**Stated goal**
Give an exact transcription of every line, dropping the images.

── Data to use ──

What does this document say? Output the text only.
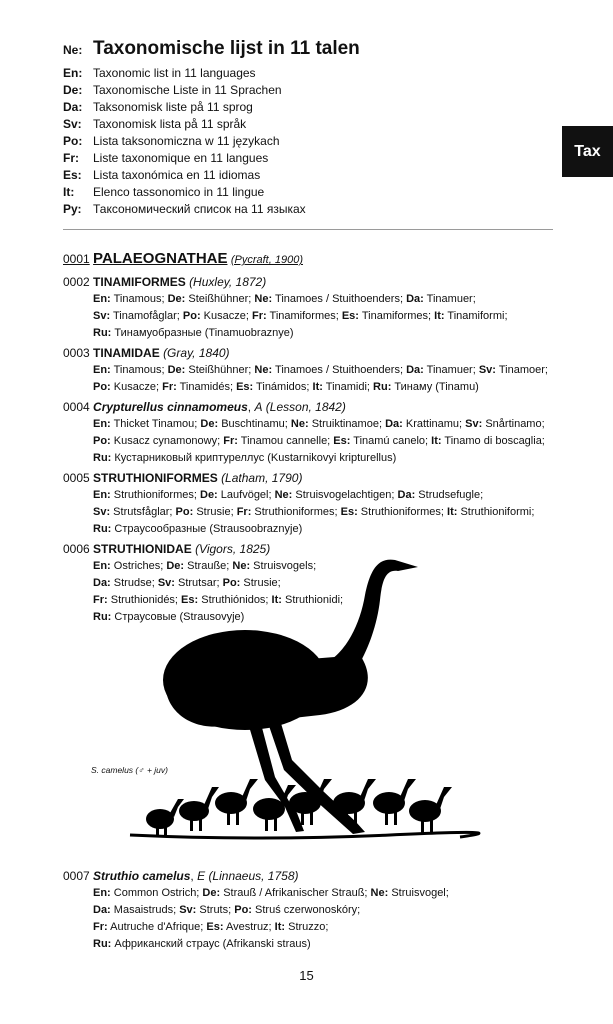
Tax
Ne: Taxonomische lijst in 11 talen
En: Taxonomic list in 11 languages
De: Taxonomische Liste in 11 Sprachen
Da: Taksonomisk liste på 11 sprog
Sv: Taxonomisk lista på 11 språk
Po: Lista taksonomiczna w 11 językach
Fr:	Liste taxonomique en 11 langues
Es: Lista taxonómica en 11 idiomas
It:	Elenco tassonomico in 11 lingue
Ру: Таксономический список на 11 языках
0001 PALAEOGNATHAE (Pycraft, 1900)
0002 TINAMIFORMES (Huxley, 1872)
En: Tinamous; De: Steißhühner; Ne: Tinamoes / Stuithoenders; Da: Tinamuer;
Sv: Tinamofåglar; Po: Kusacze; Fr: Tinamiformes; Es: Tinamiformes; It: Tinamiformi;
Ru: Тинамуобразные (Tinamuobraznye)
0003 TINAMIDAE (Gray, 1840)
En: Tinamous; De: Steißhühner; Ne: Tinamoes / Stuithoenders; Da: Tinamuer; Sv: Tinamoer;
Po: Kusacze; Fr: Tinamidés; Es: Tinámidos; It: Tinamidi; Ru: Тинаму (Tinamu)
0004 Crypturellus cinnamomeus, A (Lesson, 1842)
En: Thicket Tinamou; De: Buschtinamu; Ne: Struiktinamoe; Da: Krattinamu; Sv: Snårtinamo;
Po: Kusacz cynamonowy; Fr: Tinamou cannelle; Es: Tinamú canelo; It: Tinamo di boscaglia;
Ru: Кустарниковый криптуреллус (Kustarnikovyi kripturellus)
0005 STRUTHIONIFORMES (Latham, 1790)
En: Struthioniformes; De: Laufvögel; Ne: Struisvogelachtigen; Da: Strudsefugle;
Sv: Strutsfåglar; Po: Strusie; Fr: Struthioniformes; Es: Struthioniformes; It: Struthioniformi;
Ru: Страусообразные (Strausoobraznyje)
0006 STRUTHIONIDAE (Vigors, 1825)
En: Ostriches; De: Strauße; Ne: Struisvogels;
Da: Strudse; Sv: Strutsar; Po: Strusie;
Fr: Struthionidés; Es: Struthiónidos; It: Struthionidi;
Ru: Страусовые (Strausovyje)
S. camelus (♂ + juv)
0007 Struthio camelus, E (Linnaeus, 1758)
En: Common Ostrich; De: Strauß / Afrikanischer Strauß; Ne: Struisvogel;
Da: Masaistruds; Sv: Struts; Po: Struś czerwonoskóry;
Fr: Autruche d'Afrique; Es: Avestruz; It: Struzzo;
Ru: Африканский страус (Afrikanski straus)
15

───

**Reply**
What does this document say? Output the text only.
Tax
Ne: Taxonomische lijst in 11 talen
En: Taxonomic list in 11 languages
De: Taxonomische Liste in 11 Sprachen
Da: Taksonomisk liste på 11 sprog
Sv: Taxonomisk lista på 11 språk
Po: Lista taksonomiczna w 11 językach
Fr:	Liste taxonomique en 11 langues
Es: Lista taxonómica en 11 idiomas
It:	Elenco tassonomico in 11 lingue
Ру: Таксономический список на 11 языках
0001 PALAEOGNATHAE (Pycraft, 1900)
0002 TINAMIFORMES (Huxley, 1872)
En: Tinamous; De: Steißhühner; Ne: Tinamoes / Stuithoenders; Da: Tinamuer;
Sv: Tinamofåglar; Po: Kusacze; Fr: Tinamiformes; Es: Tinamiformes; It: Tinamiformi;
Ru: Тинамуобразные (Tinamuobraznye)
0003 TINAMIDAE (Gray, 1840)
En: Tinamous; De: Steißhühner; Ne: Tinamoes / Stuithoenders; Da: Tinamuer; Sv: Tinamoer;
Po: Kusacze; Fr: Tinamidés; Es: Tinámidos; It: Tinamidi; Ru: Тинаму (Tinamu)
0004 Crypturellus cinnamomeus, A (Lesson, 1842)
En: Thicket Tinamou; De: Buschtinamu; Ne: Struiktinamoe; Da: Krattinamu; Sv: Snårtinamo;
Po: Kusacz cynamonowy; Fr: Tinamou cannelle; Es: Tinamú canelo; It: Tinamo di boscaglia;
Ru: Кустарниковый криптуреллус (Kustarnikovyi kripturellus)
0005 STRUTHIONIFORMES (Latham, 1790)
En: Struthioniformes; De: Laufvögel; Ne: Struisvogelachtigen; Da: Strudsefugle;
Sv: Strutsfåglar; Po: Strusie; Fr: Struthioniformes; Es: Struthioniformes; It: Struthioniformi;
Ru: Страусообразные (Strausoobraznyje)
0006 STRUTHIONIDAE (Vigors, 1825)
En: Ostriches; De: Strauße; Ne: Struisvogels;
Da: Strudse; Sv: Strutsar; Po: Strusie;
Fr: Struthionidés; Es: Struthiónidos; It: Struthionidi;
Ru: Страусовые (Strausovyje)
S. camelus (♂ + juv)
0007 Struthio camelus, E (Linnaeus, 1758)
En: Common Ostrich; De: Strauß / Afrikanischer Strauß; Ne: Struisvogel;
Da: Masaistruds; Sv: Struts; Po: Struś czerwonoskóry;
Fr: Autruche d'Afrique; Es: Avestruz; It: Struzzo;
Ru: Африканский страус (Afrikanski straus)
15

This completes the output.